* Start Records supplied *

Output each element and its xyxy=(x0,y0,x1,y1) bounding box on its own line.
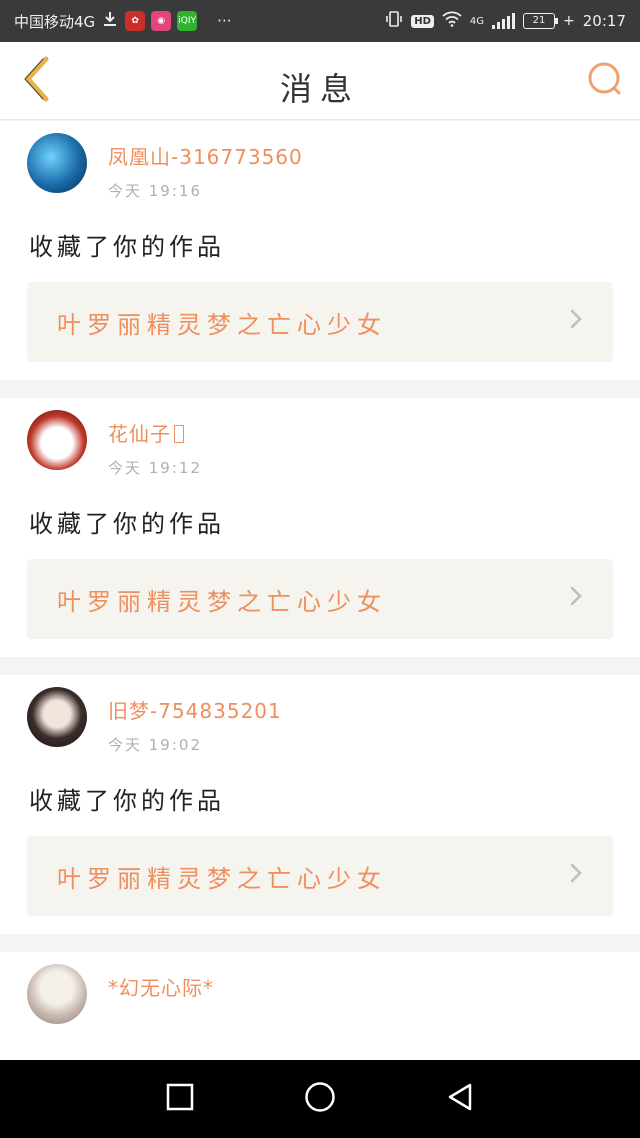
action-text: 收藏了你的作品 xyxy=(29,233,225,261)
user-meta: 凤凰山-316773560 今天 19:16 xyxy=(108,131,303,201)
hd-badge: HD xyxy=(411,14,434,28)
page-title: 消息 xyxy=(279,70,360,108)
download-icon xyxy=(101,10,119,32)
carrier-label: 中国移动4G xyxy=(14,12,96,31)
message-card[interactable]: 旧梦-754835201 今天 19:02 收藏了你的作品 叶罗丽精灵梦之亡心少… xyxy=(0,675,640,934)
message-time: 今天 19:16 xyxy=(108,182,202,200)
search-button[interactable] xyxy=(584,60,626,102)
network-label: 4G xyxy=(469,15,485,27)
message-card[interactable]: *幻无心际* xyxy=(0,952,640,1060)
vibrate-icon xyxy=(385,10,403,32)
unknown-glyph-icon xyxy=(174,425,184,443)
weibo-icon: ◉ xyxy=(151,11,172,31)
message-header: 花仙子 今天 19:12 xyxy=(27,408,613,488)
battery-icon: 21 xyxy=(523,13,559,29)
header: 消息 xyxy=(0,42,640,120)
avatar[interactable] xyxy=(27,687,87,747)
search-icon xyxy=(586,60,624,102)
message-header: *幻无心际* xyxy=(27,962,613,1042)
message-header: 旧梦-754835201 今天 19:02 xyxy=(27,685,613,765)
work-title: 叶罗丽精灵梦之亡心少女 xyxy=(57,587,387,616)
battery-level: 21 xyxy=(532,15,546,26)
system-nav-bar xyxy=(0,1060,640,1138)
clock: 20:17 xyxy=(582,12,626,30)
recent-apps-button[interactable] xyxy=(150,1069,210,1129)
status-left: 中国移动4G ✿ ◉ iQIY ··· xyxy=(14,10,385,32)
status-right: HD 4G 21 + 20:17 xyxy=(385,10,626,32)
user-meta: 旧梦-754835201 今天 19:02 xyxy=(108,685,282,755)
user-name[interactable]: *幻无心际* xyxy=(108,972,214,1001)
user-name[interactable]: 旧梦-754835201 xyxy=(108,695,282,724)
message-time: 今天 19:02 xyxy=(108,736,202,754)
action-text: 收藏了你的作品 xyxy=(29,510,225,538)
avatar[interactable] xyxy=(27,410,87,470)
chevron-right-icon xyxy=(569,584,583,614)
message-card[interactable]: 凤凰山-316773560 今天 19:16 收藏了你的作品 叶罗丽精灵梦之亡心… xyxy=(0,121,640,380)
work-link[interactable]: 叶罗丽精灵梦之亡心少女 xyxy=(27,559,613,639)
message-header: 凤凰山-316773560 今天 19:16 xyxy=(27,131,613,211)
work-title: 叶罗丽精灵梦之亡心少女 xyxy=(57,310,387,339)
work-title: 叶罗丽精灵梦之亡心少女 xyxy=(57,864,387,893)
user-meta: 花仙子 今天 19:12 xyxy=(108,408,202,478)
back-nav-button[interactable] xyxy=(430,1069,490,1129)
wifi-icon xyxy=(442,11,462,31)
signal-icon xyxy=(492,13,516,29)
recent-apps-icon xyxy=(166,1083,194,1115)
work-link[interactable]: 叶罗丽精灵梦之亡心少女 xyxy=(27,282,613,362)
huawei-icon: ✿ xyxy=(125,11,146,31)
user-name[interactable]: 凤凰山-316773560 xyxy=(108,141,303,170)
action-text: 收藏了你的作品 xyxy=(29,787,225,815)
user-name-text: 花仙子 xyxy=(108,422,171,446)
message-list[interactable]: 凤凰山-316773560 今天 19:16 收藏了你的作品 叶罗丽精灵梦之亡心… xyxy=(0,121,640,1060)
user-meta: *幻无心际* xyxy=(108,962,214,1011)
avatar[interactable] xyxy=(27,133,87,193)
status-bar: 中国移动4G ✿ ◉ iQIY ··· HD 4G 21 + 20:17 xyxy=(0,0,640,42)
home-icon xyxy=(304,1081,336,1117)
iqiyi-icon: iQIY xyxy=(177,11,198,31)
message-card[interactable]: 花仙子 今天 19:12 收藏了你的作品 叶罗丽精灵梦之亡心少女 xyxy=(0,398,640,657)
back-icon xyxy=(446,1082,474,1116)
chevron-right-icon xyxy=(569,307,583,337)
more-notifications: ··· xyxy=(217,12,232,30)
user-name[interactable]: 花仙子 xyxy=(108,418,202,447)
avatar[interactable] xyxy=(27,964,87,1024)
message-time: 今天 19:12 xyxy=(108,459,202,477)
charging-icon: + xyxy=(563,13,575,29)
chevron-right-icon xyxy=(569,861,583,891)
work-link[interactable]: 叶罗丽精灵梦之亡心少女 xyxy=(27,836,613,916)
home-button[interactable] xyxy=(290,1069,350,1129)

* End Records supplied *

**Problem requirements:**
Copy the lines above exactly as they appear, leaving out the pictures.

**Task response:**
Output each element and its xyxy=(x0,y0,x1,y1) bounding box on its own line.
action-text: 收藏了你的作品 xyxy=(29,233,225,261)
user-meta: 凤凰山-316773560 今天 19:16 xyxy=(108,131,303,201)
hd-badge: HD xyxy=(411,14,434,28)
page-title: 消息 xyxy=(279,70,360,108)
download-icon xyxy=(101,10,119,32)
carrier-label: 中国移动4G xyxy=(14,12,96,31)
message-card[interactable]: 旧梦-754835201 今天 19:02 收藏了你的作品 叶罗丽精灵梦之亡心少… xyxy=(0,675,640,934)
message-time: 今天 19:16 xyxy=(108,182,202,200)
search-button[interactable] xyxy=(584,60,626,102)
network-label: 4G xyxy=(469,15,485,27)
message-card[interactable]: *幻无心际* xyxy=(0,952,640,1060)
vibrate-icon xyxy=(385,10,403,32)
unknown-glyph-icon xyxy=(174,425,184,443)
weibo-icon: ◉ xyxy=(151,11,172,31)
message-header: 花仙子 今天 19:12 xyxy=(27,408,613,488)
battery-icon: 21 xyxy=(523,13,559,29)
header: 消息 xyxy=(0,42,640,120)
avatar[interactable] xyxy=(27,687,87,747)
search-icon xyxy=(586,60,624,102)
message-header: *幻无心际* xyxy=(27,962,613,1042)
message-header: 旧梦-754835201 今天 19:02 xyxy=(27,685,613,765)
work-title: 叶罗丽精灵梦之亡心少女 xyxy=(57,587,387,616)
battery-level: 21 xyxy=(532,15,546,26)
system-nav-bar xyxy=(0,1060,640,1138)
clock: 20:17 xyxy=(582,12,626,30)
recent-apps-button[interactable] xyxy=(150,1069,210,1129)
status-left: 中国移动4G ✿ ◉ iQIY ··· xyxy=(14,10,385,32)
status-right: HD 4G 21 + 20:17 xyxy=(385,10,626,32)
user-meta: 旧梦-754835201 今天 19:02 xyxy=(108,685,282,755)
user-name[interactable]: *幻无心际* xyxy=(108,972,214,1001)
user-name[interactable]: 旧梦-754835201 xyxy=(108,695,282,724)
message-time: 今天 19:02 xyxy=(108,736,202,754)
action-text: 收藏了你的作品 xyxy=(29,510,225,538)
avatar[interactable] xyxy=(27,410,87,470)
chevron-right-icon xyxy=(569,584,583,614)
message-card[interactable]: 凤凰山-316773560 今天 19:16 收藏了你的作品 叶罗丽精灵梦之亡心… xyxy=(0,121,640,380)
work-link[interactable]: 叶罗丽精灵梦之亡心少女 xyxy=(27,559,613,639)
message-header: 凤凰山-316773560 今天 19:16 xyxy=(27,131,613,211)
work-title: 叶罗丽精灵梦之亡心少女 xyxy=(57,310,387,339)
work-title: 叶罗丽精灵梦之亡心少女 xyxy=(57,864,387,893)
user-meta: 花仙子 今天 19:12 xyxy=(108,408,202,478)
back-nav-button[interactable] xyxy=(430,1069,490,1129)
wifi-icon xyxy=(442,11,462,31)
signal-icon xyxy=(492,13,516,29)
recent-apps-icon xyxy=(166,1083,194,1115)
work-link[interactable]: 叶罗丽精灵梦之亡心少女 xyxy=(27,282,613,362)
huawei-icon: ✿ xyxy=(125,11,146,31)
user-name[interactable]: 凤凰山-316773560 xyxy=(108,141,303,170)
action-text: 收藏了你的作品 xyxy=(29,787,225,815)
user-name-text: 花仙子 xyxy=(108,422,171,446)
message-list[interactable]: 凤凰山-316773560 今天 19:16 收藏了你的作品 叶罗丽精灵梦之亡心… xyxy=(0,121,640,1060)
user-meta: *幻无心际* xyxy=(108,962,214,1011)
avatar[interactable] xyxy=(27,133,87,193)
status-bar: 中国移动4G ✿ ◉ iQIY ··· HD 4G 21 + 20:17 xyxy=(0,0,640,42)
home-icon xyxy=(304,1081,336,1117)
iqiyi-icon: iQIY xyxy=(177,11,198,31)
message-card[interactable]: 花仙子 今天 19:12 收藏了你的作品 叶罗丽精灵梦之亡心少女 xyxy=(0,398,640,657)
back-icon xyxy=(446,1082,474,1116)
chevron-right-icon xyxy=(569,307,583,337)
more-notifications: ··· xyxy=(217,12,232,30)
user-name[interactable]: 花仙子 xyxy=(108,418,202,447)
avatar[interactable] xyxy=(27,964,87,1024)
message-time: 今天 19:12 xyxy=(108,459,202,477)
charging-icon: + xyxy=(563,13,575,29)
chevron-right-icon xyxy=(569,861,583,891)
work-link[interactable]: 叶罗丽精灵梦之亡心少女 xyxy=(27,836,613,916)
home-button[interactable] xyxy=(290,1069,350,1129)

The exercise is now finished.